> **Instructions to follow**
Output every line below without omitting or altering anything.

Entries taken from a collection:
-------

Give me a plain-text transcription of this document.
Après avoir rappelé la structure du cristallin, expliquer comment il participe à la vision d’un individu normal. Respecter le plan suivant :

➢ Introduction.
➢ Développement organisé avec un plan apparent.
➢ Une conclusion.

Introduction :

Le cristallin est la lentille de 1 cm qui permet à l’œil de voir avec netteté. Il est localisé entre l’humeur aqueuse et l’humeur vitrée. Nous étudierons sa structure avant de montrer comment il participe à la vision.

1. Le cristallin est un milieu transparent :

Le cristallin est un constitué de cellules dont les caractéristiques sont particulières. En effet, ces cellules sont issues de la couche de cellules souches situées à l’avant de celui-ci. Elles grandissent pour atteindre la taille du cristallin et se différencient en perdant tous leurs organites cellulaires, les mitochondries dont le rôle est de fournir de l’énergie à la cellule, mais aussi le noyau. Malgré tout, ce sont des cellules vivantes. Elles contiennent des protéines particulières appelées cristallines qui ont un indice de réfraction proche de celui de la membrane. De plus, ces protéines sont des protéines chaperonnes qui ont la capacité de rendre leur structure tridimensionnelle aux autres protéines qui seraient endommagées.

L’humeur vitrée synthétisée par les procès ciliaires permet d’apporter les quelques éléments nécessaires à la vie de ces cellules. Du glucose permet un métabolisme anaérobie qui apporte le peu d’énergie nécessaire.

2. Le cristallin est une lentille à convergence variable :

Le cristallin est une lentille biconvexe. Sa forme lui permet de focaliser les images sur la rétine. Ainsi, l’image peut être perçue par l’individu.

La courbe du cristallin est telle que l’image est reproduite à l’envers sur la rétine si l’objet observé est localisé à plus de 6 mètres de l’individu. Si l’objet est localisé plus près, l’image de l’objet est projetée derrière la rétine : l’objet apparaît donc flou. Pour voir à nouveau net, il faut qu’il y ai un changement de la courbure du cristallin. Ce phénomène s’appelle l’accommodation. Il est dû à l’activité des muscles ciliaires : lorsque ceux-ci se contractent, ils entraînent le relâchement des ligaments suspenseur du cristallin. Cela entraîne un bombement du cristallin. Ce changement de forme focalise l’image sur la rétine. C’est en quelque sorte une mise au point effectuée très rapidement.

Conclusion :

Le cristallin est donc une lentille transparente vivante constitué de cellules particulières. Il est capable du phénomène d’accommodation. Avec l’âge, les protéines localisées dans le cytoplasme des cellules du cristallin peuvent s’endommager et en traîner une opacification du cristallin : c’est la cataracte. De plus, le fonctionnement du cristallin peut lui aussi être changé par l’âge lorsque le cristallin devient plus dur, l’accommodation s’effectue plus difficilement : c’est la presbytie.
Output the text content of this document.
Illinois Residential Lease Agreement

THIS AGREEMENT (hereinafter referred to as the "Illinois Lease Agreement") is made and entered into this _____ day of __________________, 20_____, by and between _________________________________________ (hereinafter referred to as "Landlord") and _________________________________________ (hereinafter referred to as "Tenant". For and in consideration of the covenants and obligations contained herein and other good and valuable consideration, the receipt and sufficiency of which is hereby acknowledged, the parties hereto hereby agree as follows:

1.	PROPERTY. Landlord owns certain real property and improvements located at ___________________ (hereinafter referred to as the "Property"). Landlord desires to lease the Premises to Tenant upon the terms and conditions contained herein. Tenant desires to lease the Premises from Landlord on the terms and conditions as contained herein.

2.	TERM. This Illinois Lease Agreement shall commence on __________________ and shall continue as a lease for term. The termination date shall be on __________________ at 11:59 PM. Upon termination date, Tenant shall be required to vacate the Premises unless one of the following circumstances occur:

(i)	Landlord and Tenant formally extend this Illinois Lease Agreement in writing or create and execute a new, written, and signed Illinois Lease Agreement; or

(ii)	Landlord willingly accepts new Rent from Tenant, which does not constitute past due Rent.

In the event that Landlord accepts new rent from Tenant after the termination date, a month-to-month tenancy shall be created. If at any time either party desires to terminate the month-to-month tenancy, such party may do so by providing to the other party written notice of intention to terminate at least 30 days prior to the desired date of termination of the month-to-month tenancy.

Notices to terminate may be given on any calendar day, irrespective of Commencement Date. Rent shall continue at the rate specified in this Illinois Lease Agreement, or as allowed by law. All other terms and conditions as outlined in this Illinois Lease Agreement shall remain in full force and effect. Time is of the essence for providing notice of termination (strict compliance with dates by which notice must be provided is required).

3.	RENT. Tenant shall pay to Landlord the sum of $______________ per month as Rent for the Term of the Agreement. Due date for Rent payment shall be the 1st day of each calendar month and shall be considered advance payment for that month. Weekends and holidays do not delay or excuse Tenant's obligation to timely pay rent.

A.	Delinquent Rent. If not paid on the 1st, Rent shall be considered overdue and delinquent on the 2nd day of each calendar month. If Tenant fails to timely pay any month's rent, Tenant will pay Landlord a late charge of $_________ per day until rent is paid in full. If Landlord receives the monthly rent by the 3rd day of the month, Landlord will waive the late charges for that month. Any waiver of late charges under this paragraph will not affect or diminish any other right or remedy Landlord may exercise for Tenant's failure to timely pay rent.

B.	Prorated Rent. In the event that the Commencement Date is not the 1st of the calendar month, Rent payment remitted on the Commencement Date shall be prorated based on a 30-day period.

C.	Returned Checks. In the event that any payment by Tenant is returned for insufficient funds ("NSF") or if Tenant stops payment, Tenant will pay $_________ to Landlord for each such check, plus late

-------

> **Correct answer**
Give me a plain-text transcription of this document.
Après avoir rappelé la structure du cristallin, expliquer comment il participe à la vision d’un individu normal. Respecter le plan suivant :

➢ Introduction.
➢ Développement organisé avec un plan apparent.
➢ Une conclusion.

Introduction :

Le cristallin est la lentille de 1 cm qui permet à l’œil de voir avec netteté. Il est localisé entre l’humeur aqueuse et l’humeur vitrée. Nous étudierons sa structure avant de montrer comment il participe à la vision.

1. Le cristallin est un milieu transparent :

Le cristallin est un constitué de cellules dont les caractéristiques sont particulières. En effet, ces cellules sont issues de la couche de cellules souches situées à l’avant de celui-ci. Elles grandissent pour atteindre la taille du cristallin et se différencient en perdant tous leurs organites cellulaires, les mitochondries dont le rôle est de fournir de l’énergie à la cellule, mais aussi le noyau. Malgré tout, ce sont des cellules vivantes. Elles contiennent des protéines particulières appelées cristallines qui ont un indice de réfraction proche de celui de la membrane. De plus, ces protéines sont des protéines chaperonnes qui ont la capacité de rendre leur structure tridimensionnelle aux autres protéines qui seraient endommagées.

L’humeur vitrée synthétisée par les procès ciliaires permet d’apporter les quelques éléments nécessaires à la vie de ces cellules. Du glucose permet un métabolisme anaérobie qui apporte le peu d’énergie nécessaire.

2. Le cristallin est une lentille à convergence variable :

Le cristallin est une lentille biconvexe. Sa forme lui permet de focaliser les images sur la rétine. Ainsi, l’image peut être perçue par l’individu.

La courbe du cristallin est telle que l’image est reproduite à l’envers sur la rétine si l’objet observé est localisé à plus de 6 mètres de l’individu. Si l’objet est localisé plus près, l’image de l’objet est projetée derrière la rétine : l’objet apparaît donc flou. Pour voir à nouveau net, il faut qu’il y ai un changement de la courbure du cristallin. Ce phénomène s’appelle l’accommodation. Il est dû à l’activité des muscles ciliaires : lorsque ceux-ci se contractent, ils entraînent le relâchement des ligaments suspenseur du cristallin. Cela entraîne un bombement du cristallin. Ce changement de forme focalise l’image sur la rétine. C’est en quelque sorte une mise au point effectuée très rapidement.

Conclusion :

Le cristallin est donc une lentille transparente vivante constitué de cellules particulières. Il est capable du phénomène d’accommodation. Avec l’âge, les protéines localisées dans le cytoplasme des cellules du cristallin peuvent s’endommager et en traîner une opacification du cristallin : c’est la cataracte. De plus, le fonctionnement du cristallin peut lui aussi être changé par l’âge lorsque le cristallin devient plus dur, l’accommodation s’effectue plus difficilement : c’est la presbytie.
Output the text content of this document.
Illinois Residential Lease Agreement

THIS AGREEMENT (hereinafter referred to as the "Illinois Lease Agreement") is made and entered into this _____ day of __________________, 20_____, by and between _________________________________________ (hereinafter referred to as "Landlord") and _________________________________________ (hereinafter referred to as "Tenant". For and in consideration of the covenants and obligations contained herein and other good and valuable consideration, the receipt and sufficiency of which is hereby acknowledged, the parties hereto hereby agree as follows:

1.	PROPERTY. Landlord owns certain real property and improvements located at ___________________ (hereinafter referred to as the "Property"). Landlord desires to lease the Premises to Tenant upon the terms and conditions contained herein. Tenant desires to lease the Premises from Landlord on the terms and conditions as contained herein.

2.	TERM. This Illinois Lease Agreement shall commence on __________________ and shall continue as a lease for term. The termination date shall be on __________________ at 11:59 PM. Upon termination date, Tenant shall be required to vacate the Premises unless one of the following circumstances occur:

(i)	Landlord and Tenant formally extend this Illinois Lease Agreement in writing or create and execute a new, written, and signed Illinois Lease Agreement; or

(ii)	Landlord willingly accepts new Rent from Tenant, which does not constitute past due Rent.

In the event that Landlord accepts new rent from Tenant after the termination date, a month-to-month tenancy shall be created. If at any time either party desires to terminate the month-to-month tenancy, such party may do so by providing to the other party written notice of intention to terminate at least 30 days prior to the desired date of termination of the month-to-month tenancy.

Notices to terminate may be given on any calendar day, irrespective of Commencement Date. Rent shall continue at the rate specified in this Illinois Lease Agreement, or as allowed by law. All other terms and conditions as outlined in this Illinois Lease Agreement shall remain in full force and effect. Time is of the essence for providing notice of termination (strict compliance with dates by which notice must be provided is required).

3.	RENT. Tenant shall pay to Landlord the sum of $______________ per month as Rent for the Term of the Agreement. Due date for Rent payment shall be the 1st day of each calendar month and shall be considered advance payment for that month. Weekends and holidays do not delay or excuse Tenant's obligation to timely pay rent.

A.	Delinquent Rent. If not paid on the 1st, Rent shall be considered overdue and delinquent on the 2nd day of each calendar month. If Tenant fails to timely pay any month's rent, Tenant will pay Landlord a late charge of $_________ per day until rent is paid in full. If Landlord receives the monthly rent by the 3rd day of the month, Landlord will waive the late charges for that month. Any waiver of late charges under this paragraph will not affect or diminish any other right or remedy Landlord may exercise for Tenant's failure to timely pay rent.

B.	Prorated Rent. In the event that the Commencement Date is not the 1st of the calendar month, Rent payment remitted on the Commencement Date shall be prorated based on a 30-day period.

C.	Returned Checks. In the event that any payment by Tenant is returned for insufficient funds ("NSF") or if Tenant stops payment, Tenant will pay $_________ to Landlord for each such check, plus late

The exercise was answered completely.